##### RAW DATA

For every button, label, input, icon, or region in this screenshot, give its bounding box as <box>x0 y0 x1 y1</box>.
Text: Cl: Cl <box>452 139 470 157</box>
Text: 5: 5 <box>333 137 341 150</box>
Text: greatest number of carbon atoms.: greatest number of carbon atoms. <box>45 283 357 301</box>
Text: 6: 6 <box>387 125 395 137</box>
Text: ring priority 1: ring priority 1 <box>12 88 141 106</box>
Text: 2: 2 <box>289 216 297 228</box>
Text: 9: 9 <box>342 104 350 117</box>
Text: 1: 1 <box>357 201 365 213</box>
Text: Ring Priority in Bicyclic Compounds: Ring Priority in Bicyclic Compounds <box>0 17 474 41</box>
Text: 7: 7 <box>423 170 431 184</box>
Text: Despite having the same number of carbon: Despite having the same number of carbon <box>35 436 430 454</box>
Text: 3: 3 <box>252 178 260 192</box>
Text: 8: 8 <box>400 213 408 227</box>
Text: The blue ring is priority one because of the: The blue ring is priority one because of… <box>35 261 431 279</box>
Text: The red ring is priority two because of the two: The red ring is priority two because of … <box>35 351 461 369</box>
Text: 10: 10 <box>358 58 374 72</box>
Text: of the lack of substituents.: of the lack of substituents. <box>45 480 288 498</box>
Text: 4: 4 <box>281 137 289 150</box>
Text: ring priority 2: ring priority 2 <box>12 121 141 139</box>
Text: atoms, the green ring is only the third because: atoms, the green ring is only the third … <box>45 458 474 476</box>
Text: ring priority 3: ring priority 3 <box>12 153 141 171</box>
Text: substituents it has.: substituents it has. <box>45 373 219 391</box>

##########
##### RAW DATA

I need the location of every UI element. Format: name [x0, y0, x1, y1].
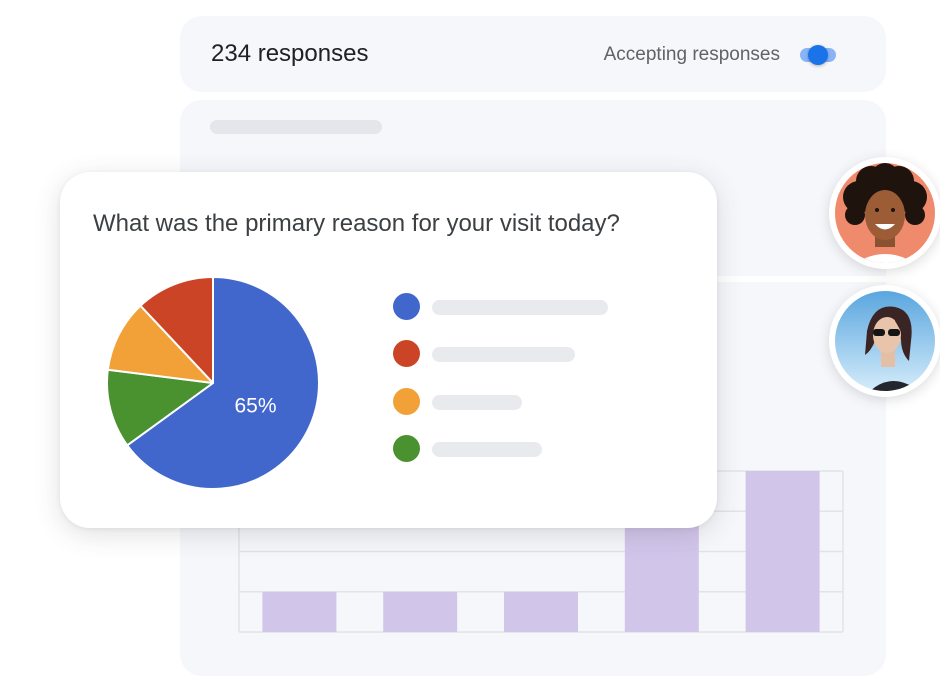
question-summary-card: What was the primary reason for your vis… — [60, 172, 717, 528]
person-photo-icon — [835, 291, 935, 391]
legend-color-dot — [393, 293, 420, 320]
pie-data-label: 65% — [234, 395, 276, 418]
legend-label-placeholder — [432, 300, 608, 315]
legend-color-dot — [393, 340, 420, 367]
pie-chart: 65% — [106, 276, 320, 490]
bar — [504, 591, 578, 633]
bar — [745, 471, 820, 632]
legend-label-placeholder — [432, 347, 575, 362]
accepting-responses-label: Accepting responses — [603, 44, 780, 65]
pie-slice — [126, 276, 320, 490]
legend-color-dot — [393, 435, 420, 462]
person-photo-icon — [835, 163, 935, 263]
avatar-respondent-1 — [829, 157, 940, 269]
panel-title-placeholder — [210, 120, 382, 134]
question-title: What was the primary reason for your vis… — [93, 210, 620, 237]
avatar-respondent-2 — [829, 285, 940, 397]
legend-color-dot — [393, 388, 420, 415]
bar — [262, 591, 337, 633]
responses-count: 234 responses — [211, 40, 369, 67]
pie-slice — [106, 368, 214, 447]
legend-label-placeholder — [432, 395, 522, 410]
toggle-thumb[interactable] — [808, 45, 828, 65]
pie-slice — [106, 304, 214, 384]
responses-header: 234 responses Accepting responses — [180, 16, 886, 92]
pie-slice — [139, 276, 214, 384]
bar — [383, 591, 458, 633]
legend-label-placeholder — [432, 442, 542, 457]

##########

**PROBLEM TO SOLVE:** Retype everything from the line containing "For every button, label, input, icon, or" down to the line containing "Text: 5: 5 <box>333 137 341 150</box>", both included, with no changes.

**EXERCISE SOLUTION:**
For every button, label, input, icon, or region in this screenshot, give its bounding box as <box>x0 y0 x1 y1</box>.
Text: Cl: Cl <box>452 139 470 157</box>
Text: 5: 5 <box>333 137 341 150</box>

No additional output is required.